*REQUIRED TASK:*
For every line in the data below that contains "Cluster", copy the line.

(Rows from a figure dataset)
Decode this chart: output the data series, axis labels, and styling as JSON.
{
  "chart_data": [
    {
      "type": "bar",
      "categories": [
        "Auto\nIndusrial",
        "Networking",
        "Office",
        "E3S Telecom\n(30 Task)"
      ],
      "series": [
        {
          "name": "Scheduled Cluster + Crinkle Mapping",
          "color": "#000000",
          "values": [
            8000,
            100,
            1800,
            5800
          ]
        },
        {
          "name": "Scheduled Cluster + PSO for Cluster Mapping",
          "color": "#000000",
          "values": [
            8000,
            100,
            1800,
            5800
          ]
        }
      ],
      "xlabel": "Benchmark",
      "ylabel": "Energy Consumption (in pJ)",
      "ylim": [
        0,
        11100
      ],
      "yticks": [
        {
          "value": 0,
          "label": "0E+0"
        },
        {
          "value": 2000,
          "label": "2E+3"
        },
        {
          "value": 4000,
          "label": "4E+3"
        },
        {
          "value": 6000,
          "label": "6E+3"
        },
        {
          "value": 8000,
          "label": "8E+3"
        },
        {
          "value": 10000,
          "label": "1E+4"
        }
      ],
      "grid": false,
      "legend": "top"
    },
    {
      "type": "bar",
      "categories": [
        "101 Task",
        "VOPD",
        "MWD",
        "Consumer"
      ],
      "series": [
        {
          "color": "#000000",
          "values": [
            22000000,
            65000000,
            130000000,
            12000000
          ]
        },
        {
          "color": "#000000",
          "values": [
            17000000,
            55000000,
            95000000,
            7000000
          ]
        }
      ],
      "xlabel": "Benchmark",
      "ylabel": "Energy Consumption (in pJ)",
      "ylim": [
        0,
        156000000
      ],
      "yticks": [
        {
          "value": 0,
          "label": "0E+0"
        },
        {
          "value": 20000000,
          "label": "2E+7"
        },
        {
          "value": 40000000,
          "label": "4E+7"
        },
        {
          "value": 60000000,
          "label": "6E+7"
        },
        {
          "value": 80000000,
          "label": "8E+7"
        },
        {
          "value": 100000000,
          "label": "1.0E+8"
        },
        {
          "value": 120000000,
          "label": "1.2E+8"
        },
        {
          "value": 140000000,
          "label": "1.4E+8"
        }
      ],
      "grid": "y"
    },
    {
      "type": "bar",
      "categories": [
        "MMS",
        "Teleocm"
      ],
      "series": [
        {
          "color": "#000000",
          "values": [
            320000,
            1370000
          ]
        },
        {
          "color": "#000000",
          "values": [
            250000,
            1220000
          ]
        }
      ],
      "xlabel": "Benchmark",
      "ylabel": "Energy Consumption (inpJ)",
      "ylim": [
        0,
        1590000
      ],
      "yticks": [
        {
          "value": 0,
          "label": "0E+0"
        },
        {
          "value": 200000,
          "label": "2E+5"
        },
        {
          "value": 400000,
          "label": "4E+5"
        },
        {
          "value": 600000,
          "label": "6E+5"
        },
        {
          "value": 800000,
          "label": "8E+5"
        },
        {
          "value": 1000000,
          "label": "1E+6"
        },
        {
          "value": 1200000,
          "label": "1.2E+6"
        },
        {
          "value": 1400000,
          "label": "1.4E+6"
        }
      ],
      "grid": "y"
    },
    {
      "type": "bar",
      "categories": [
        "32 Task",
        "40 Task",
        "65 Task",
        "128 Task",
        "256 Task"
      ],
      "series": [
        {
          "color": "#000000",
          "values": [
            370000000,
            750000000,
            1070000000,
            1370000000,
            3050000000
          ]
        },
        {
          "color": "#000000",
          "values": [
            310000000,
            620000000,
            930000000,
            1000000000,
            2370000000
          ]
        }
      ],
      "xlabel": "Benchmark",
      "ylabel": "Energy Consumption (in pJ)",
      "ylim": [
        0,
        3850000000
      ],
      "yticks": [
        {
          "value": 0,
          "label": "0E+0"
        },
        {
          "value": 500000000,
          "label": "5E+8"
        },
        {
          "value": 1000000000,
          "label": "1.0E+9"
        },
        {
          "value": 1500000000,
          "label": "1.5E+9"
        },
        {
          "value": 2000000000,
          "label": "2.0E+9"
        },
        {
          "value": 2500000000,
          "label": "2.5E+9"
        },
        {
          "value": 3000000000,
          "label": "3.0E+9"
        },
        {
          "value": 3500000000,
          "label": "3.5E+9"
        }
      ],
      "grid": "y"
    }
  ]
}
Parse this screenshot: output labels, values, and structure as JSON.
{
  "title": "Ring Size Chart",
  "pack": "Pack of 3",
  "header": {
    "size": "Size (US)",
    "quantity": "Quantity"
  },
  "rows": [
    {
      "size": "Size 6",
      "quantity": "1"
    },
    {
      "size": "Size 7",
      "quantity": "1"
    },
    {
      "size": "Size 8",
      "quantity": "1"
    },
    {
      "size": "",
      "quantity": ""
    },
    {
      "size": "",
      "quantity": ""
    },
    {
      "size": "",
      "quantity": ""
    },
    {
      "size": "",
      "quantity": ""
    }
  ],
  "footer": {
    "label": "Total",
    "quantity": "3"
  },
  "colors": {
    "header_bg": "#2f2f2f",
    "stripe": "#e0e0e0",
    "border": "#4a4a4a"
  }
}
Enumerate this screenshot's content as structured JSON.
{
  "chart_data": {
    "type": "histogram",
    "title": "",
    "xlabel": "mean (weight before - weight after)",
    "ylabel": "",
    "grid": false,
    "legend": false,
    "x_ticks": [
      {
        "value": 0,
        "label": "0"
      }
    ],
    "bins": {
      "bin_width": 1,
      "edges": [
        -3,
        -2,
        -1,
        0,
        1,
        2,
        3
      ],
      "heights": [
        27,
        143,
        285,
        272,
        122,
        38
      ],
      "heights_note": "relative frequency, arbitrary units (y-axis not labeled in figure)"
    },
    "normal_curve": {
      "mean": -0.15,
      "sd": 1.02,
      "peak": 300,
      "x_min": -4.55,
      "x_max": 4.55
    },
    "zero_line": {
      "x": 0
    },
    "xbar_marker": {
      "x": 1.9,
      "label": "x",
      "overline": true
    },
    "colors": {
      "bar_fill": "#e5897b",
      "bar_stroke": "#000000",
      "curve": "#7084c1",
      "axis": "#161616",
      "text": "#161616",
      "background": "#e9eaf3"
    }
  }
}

*WORKED ANSWER:*
          "name": "Scheduled Cluster + Crinkle Mapping",
          "name": "Scheduled Cluster + PSO for Cluster Mapping",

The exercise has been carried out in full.